Data entries:
---------------

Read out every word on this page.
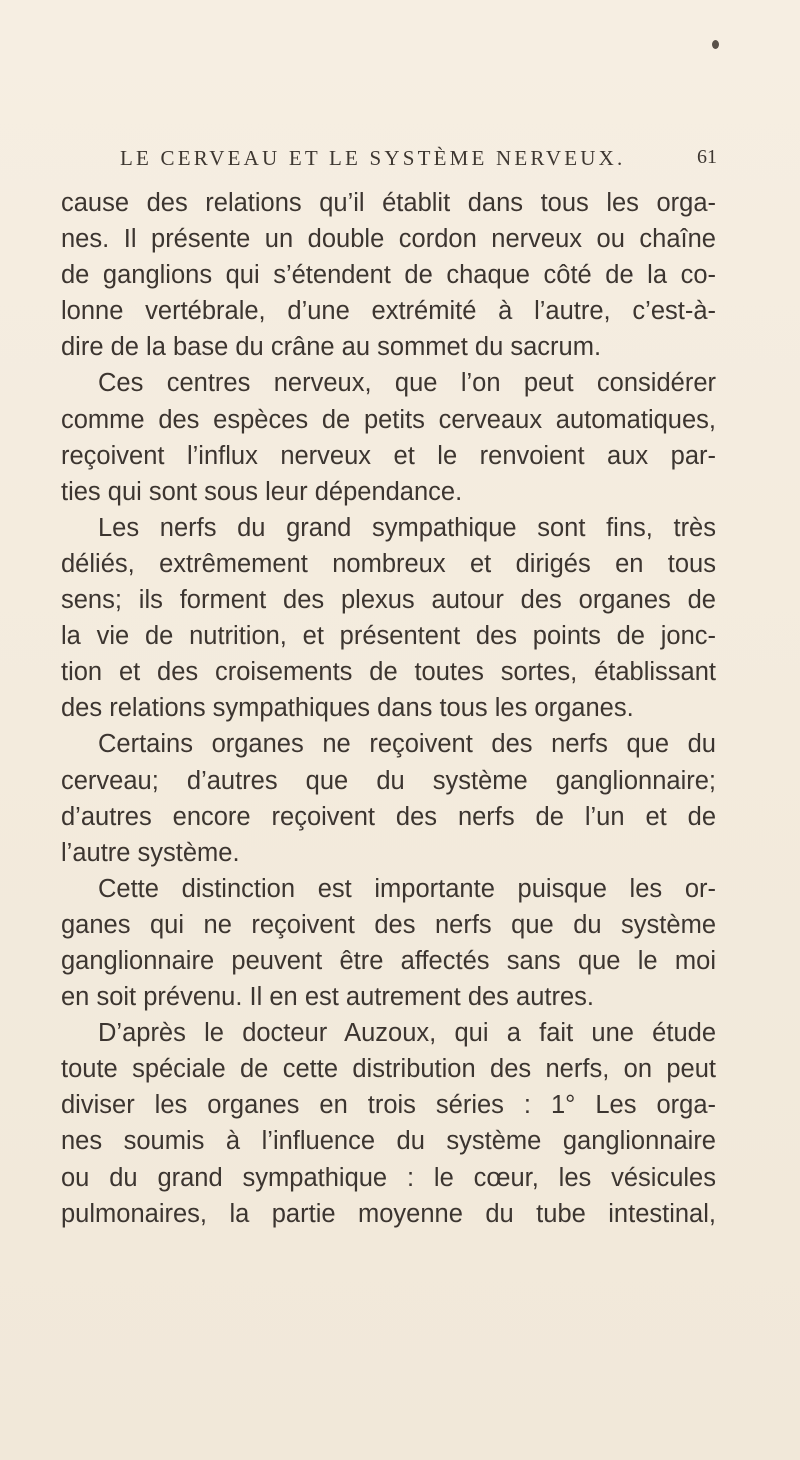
LE CERVEAU ET LE SYSTÈME NERVEUX.	61
cause des relations qu’il établit dans tous les orga-
nes. Il présente un double cordon nerveux ou chaîne
de ganglions qui s’étendent de chaque côté de la co-
lonne vertébrale, d’une extrémité à l’autre, c’est-à-
dire de la base du crâne au sommet du sacrum.
Ces centres nerveux, que l’on peut considérer
comme des espèces de petits cerveaux automatiques,
reçoivent l’influx nerveux et le renvoient aux par-
ties qui sont sous leur dépendance.
Les nerfs du grand sympathique sont fins, très
déliés, extrêmement nombreux et dirigés en tous
sens; ils forment des plexus autour des organes de
la vie de nutrition, et présentent des points de jonc-
tion et des croisements de toutes sortes, établissant
des relations sympathiques dans tous les organes.
Certains organes ne reçoivent des nerfs que du
cerveau; d’autres que du système ganglionnaire;
d’autres encore reçoivent des nerfs de l’un et de
l’autre système.
Cette distinction est importante puisque les or-
ganes qui ne reçoivent des nerfs que du système
ganglionnaire peuvent être affectés sans que le moi
en soit prévenu. Il en est autrement des autres.
D’après le docteur Auzoux, qui a fait une étude
toute spéciale de cette distribution des nerfs, on peut
diviser les organes en trois séries : 1° Les orga-
nes soumis à l’influence du système ganglionnaire
ou du grand sympathique : le cœur, les vésicules
pulmonaires, la partie moyenne du tube intestinal,
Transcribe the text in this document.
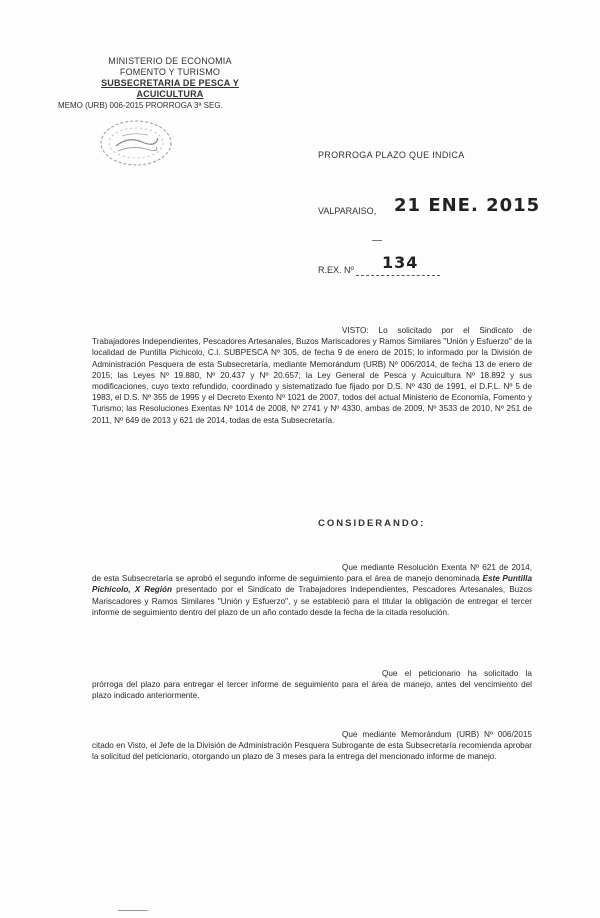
MINISTERIO DE ECONOMIA
FOMENTO Y TURISMO
SUBSECRETARIA DE PESCA Y ACUICULTURA
MEMO (URB) 006-2015 PRORROGA 3ª SEG.
PRORROGA PLAZO QUE INDICA
VALPARAISO, 21 ENE. 2015
R.EX. Nº 134
VISTO: Lo solicitado por el Sindicato de Trabajadores Independientes, Pescadores Artesanales, Buzos Mariscadores y Ramos Similares "Unión y Esfuerzo" de la localidad de Puntilla Pichicolo, C.I. SUBPESCA Nº 305, de fecha 9 de enero de 2015; lo informado por la División de Administración Pesquera de esta Subsecretaría, mediante Memorándum (URB) Nº 006/2014, de fecha 13 de enero de 2015; las Leyes Nº 19.880, Nº 20.437 y Nº 20.657; la Ley General de Pesca y Acuicultura Nº 18.892 y sus modificaciones, cuyo texto refundido, coordinado y sistematizado fue fijado por D.S. Nº 430 de 1991, el D.F.L. Nº 5 de 1983, el D.S. Nº 355 de 1995 y el Decreto Exento Nº 1021 de 2007, todos del actual Ministerio de Economía, Fomento y Turismo; las Resoluciones Exentas Nº 1014 de 2008, Nº 2741 y Nº 4330, ambas de 2009, Nº 3533 de 2010, Nº 251 de 2011, Nº 649 de 2013 y 621 de 2014, todas de esta Subsecretaría.
CONSIDERANDO:
Que mediante Resolución Exenta Nº 621 de 2014, de esta Subsecretaría se aprobó el segundo informe de seguimiento para el área de manejo denominada Este Puntilla Pichicolo, X Región presentado por el Sindicato de Trabajadores Independientes, Pescadores Artesanales, Buzos Mariscadores y Ramos Similares "Unión y Esfuerzo", y se estableció para el titular la obligación de entregar el tercer informe de seguimiento dentro del plazo de un año contado desde la fecha de la citada resolución.
Que el peticionario ha solicitado la prórroga del plazo para entregar el tercer informe de seguimiento para el área de manejo, antes del vencimiento del plazo indicado anteriormente.
Que mediante Memorándum (URB) Nº 006/2015 citado en Visto, el Jefe de la División de Administración Pesquera Subrogante de esta Subsecretaría recomienda aprobar la solicitud del peticionario, otorgando un plazo de 3 meses para la entrega del mencionado informe de manejo.
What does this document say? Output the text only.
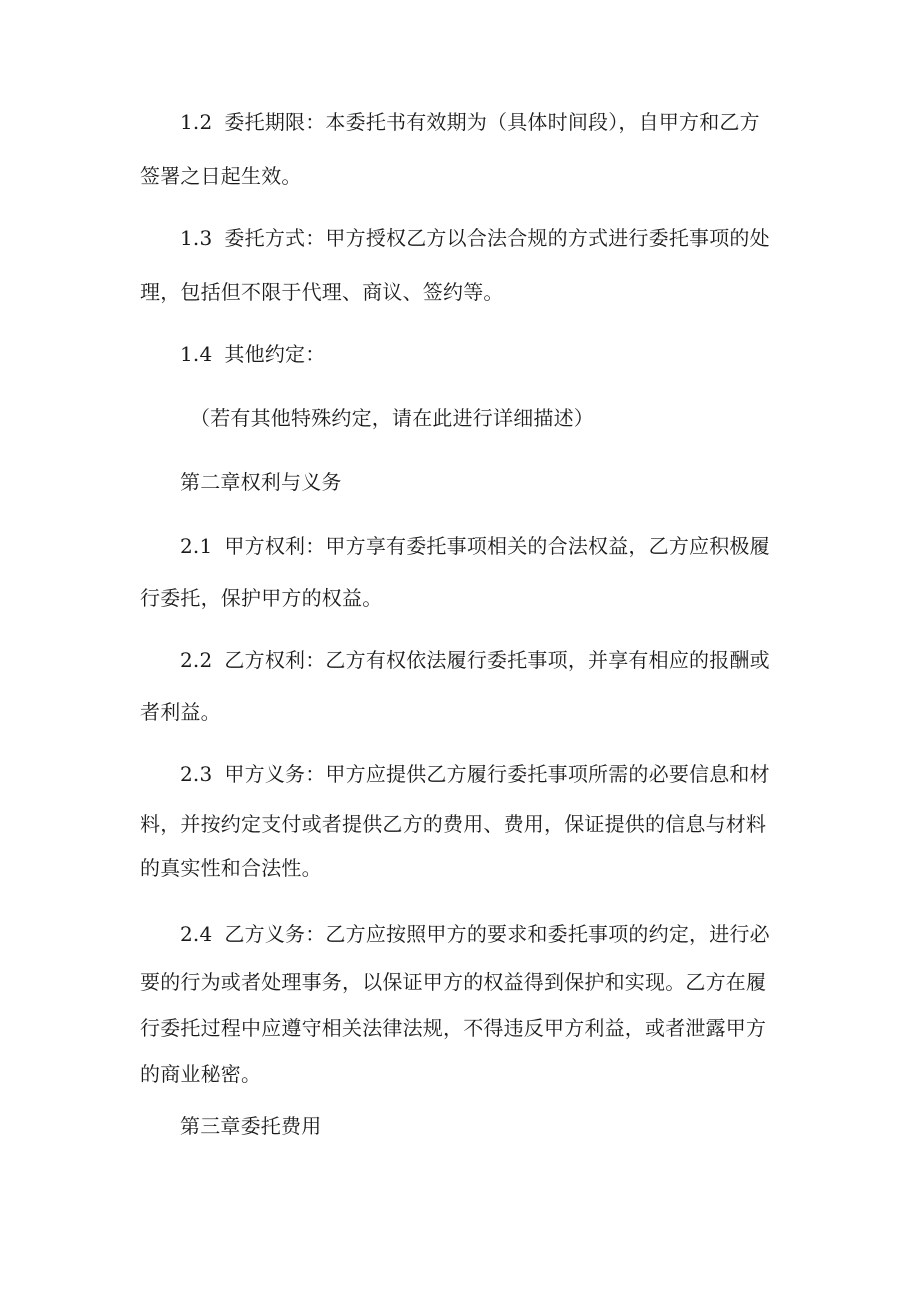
1.2 委托期限：本委托书有效期为（具体时间段），自甲方和乙方
签署之日起生效。
1.3 委托方式：甲方授权乙方以合法合规的方式进行委托事项的处
理，包括但不限于代理、商议、签约等。
1.4 其他约定：
（若有其他特殊约定，请在此进行详细描述）
第二章权利与义务
2.1 甲方权利：甲方享有委托事项相关的合法权益，乙方应积极履
行委托，保护甲方的权益。
2.2 乙方权利：乙方有权依法履行委托事项，并享有相应的报酬或
者利益。
2.3 甲方义务：甲方应提供乙方履行委托事项所需的必要信息和材
料，并按约定支付或者提供乙方的费用、费用，保证提供的信息与材料
的真实性和合法性。
2.4 乙方义务：乙方应按照甲方的要求和委托事项的约定，进行必
要的行为或者处理事务，以保证甲方的权益得到保护和实现。乙方在履
行委托过程中应遵守相关法律法规，不得违反甲方利益，或者泄露甲方
的商业秘密。
第三章委托费用
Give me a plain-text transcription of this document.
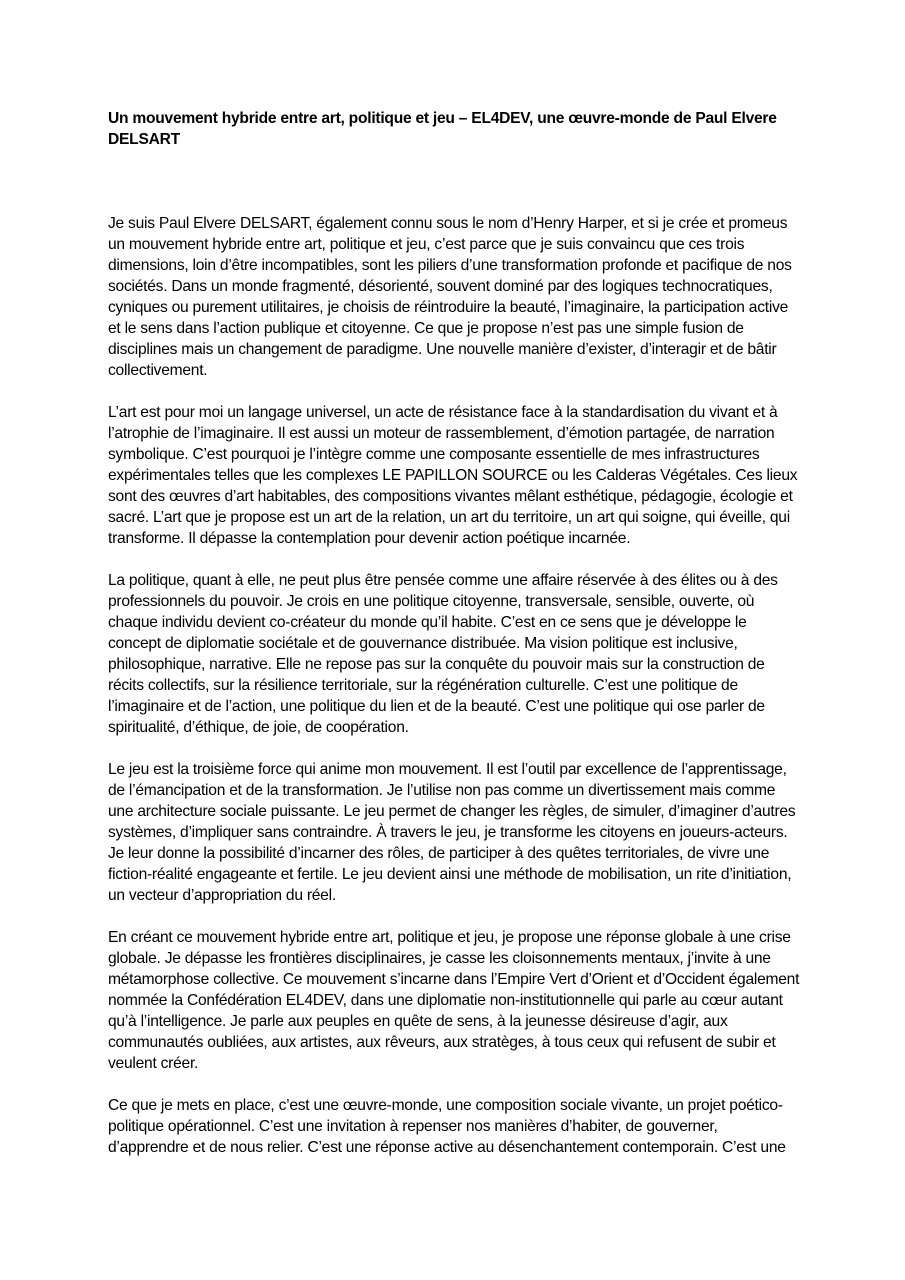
Un mouvement hybride entre art, politique et jeu – EL4DEV, une œuvre-monde de Paul Elvere
DELSART

Je suis Paul Elvere DELSART, également connu sous le nom d’Henry Harper, et si je crée et promeus
un mouvement hybride entre art, politique et jeu, c’est parce que je suis convaincu que ces trois
dimensions, loin d’être incompatibles, sont les piliers d’une transformation profonde et pacifique de nos
sociétés. Dans un monde fragmenté, désorienté, souvent dominé par des logiques technocratiques,
cyniques ou purement utilitaires, je choisis de réintroduire la beauté, l’imaginaire, la participation active
et le sens dans l’action publique et citoyenne. Ce que je propose n’est pas une simple fusion de
disciplines mais un changement de paradigme. Une nouvelle manière d’exister, d’interagir et de bâtir
collectivement.

L’art est pour moi un langage universel, un acte de résistance face à la standardisation du vivant et à
l’atrophie de l’imaginaire. Il est aussi un moteur de rassemblement, d’émotion partagée, de narration
symbolique. C’est pourquoi je l’intègre comme une composante essentielle de mes infrastructures
expérimentales telles que les complexes LE PAPILLON SOURCE ou les Calderas Végétales. Ces lieux
sont des œuvres d’art habitables, des compositions vivantes mêlant esthétique, pédagogie, écologie et
sacré. L’art que je propose est un art de la relation, un art du territoire, un art qui soigne, qui éveille, qui
transforme. Il dépasse la contemplation pour devenir action poétique incarnée.

La politique, quant à elle, ne peut plus être pensée comme une affaire réservée à des élites ou à des
professionnels du pouvoir. Je crois en une politique citoyenne, transversale, sensible, ouverte, où
chaque individu devient co-créateur du monde qu’il habite. C’est en ce sens que je développe le
concept de diplomatie sociétale et de gouvernance distribuée. Ma vision politique est inclusive,
philosophique, narrative. Elle ne repose pas sur la conquête du pouvoir mais sur la construction de
récits collectifs, sur la résilience territoriale, sur la régénération culturelle. C’est une politique de
l’imaginaire et de l’action, une politique du lien et de la beauté. C’est une politique qui ose parler de
spiritualité, d’éthique, de joie, de coopération.

Le jeu est la troisième force qui anime mon mouvement. Il est l’outil par excellence de l’apprentissage,
de l’émancipation et de la transformation. Je l’utilise non pas comme un divertissement mais comme
une architecture sociale puissante. Le jeu permet de changer les règles, de simuler, d’imaginer d’autres
systèmes, d’impliquer sans contraindre. À travers le jeu, je transforme les citoyens en joueurs-acteurs.
Je leur donne la possibilité d’incarner des rôles, de participer à des quêtes territoriales, de vivre une
fiction-réalité engageante et fertile. Le jeu devient ainsi une méthode de mobilisation, un rite d’initiation,
un vecteur d’appropriation du réel.

En créant ce mouvement hybride entre art, politique et jeu, je propose une réponse globale à une crise
globale. Je dépasse les frontières disciplinaires, je casse les cloisonnements mentaux, j’invite à une
métamorphose collective. Ce mouvement s’incarne dans l’Empire Vert d’Orient et d’Occident également
nommée la Confédération EL4DEV, dans une diplomatie non-institutionnelle qui parle au cœur autant
qu’à l’intelligence. Je parle aux peuples en quête de sens, à la jeunesse désireuse d’agir, aux
communautés oubliées, aux artistes, aux rêveurs, aux stratèges, à tous ceux qui refusent de subir et
veulent créer.

Ce que je mets en place, c’est une œuvre-monde, une composition sociale vivante, un projet poético-
politique opérationnel. C’est une invitation à repenser nos manières d’habiter, de gouverner,
d’apprendre et de nous relier. C’est une réponse active au désenchantement contemporain. C’est une
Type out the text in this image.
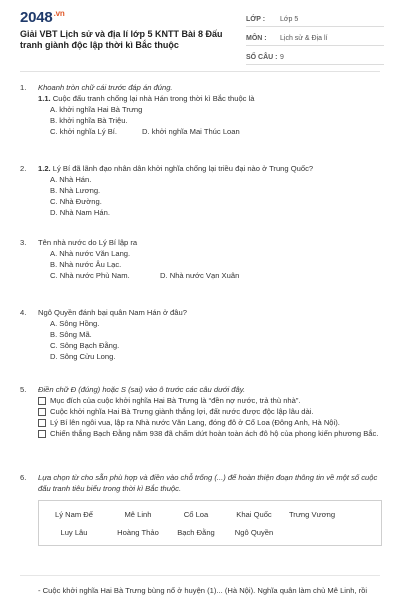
$2048^{.vn}$
Giải VBT Lịch sử và địa lí lớp 5 KNTT Bài 8 Đấu tranh giành độc lập thời kì Bắc thuộc
LỚP :	Lớp 5
MÔN :	Lịch sử & Địa lí
SỐ CÂU : 9
1.	Khoanh tròn chữ cái trước đáp án đúng.
1.1. Cuộc đấu tranh chống lại nhà Hán trong thời kì Bắc thuộc là
A. khởi nghĩa Hai Bà Trưng
B. khởi nghĩa Bà Triệu.
C. khởi nghĩa Lý Bí.	D. khởi nghĩa Mai Thúc Loan
2.	1.2. Lý Bí đã lãnh đạo nhân dân khởi nghĩa chống lại triều đại nào ở Trung Quốc?
A. Nhà Hán.
B. Nhà Lương.
C. Nhà Đường.
D. Nhà Nam Hán.
3.	Tên nhà nước do Lý Bí lập ra
A. Nhà nước Văn Lang.
B. Nhà nước Âu Lạc.
C. Nhà nước Phù Nam.	D. Nhà nước Vạn Xuân
4.	Ngô Quyền đánh bại quân Nam Hán ở đâu?
A. Sông Hồng.
B. Sông Mã.
C. Sông Bạch Đằng.
D. Sông Cửu Long.
5.	Điền chữ Đ (đúng) hoặc S (sai) vào ô trước các câu dưới đây.
Mục đích của cuộc khởi nghĩa Hai Bà Trưng là “đền nợ nước, trả thù nhà”.
Cuộc khởi nghĩa Hai Bà Trưng giành thắng lợi, đất nước được độc lập lâu dài.
Lý Bí lên ngôi vua, lập ra Nhà nước Văn Lang, đóng đô ở Cổ Loa (Đông Anh, Hà Nội).
Chiến thắng Bạch Đằng năm 938 đã chấm dứt hoàn toàn ách đô hộ của phong kiến phương Bắc.
6.	Lựa chọn từ cho sẵn phù hợp và điền vào chỗ trống (...) để hoàn thiện đoạn thông tin về một số cuộc đấu tranh tiêu biểu trong thời kì Bắc thuộc.
Lý Nam Đế	Mê Linh	Cổ Loa	Khai Quốc	Trưng Vương
Luy Lâu	Hoàng Thảo	Bạch Đằng	Ngô Quyền
- Cuộc khởi nghĩa Hai Bà Trưng bùng nổ ở huyện (1)... (Hà Nội). Nghĩa quân làm chủ Mê Linh, rồi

---------------

Establish how many lines of the records contain the string "dépasse" and state that number without elaboration.

**SOLVED EXERCISE**
2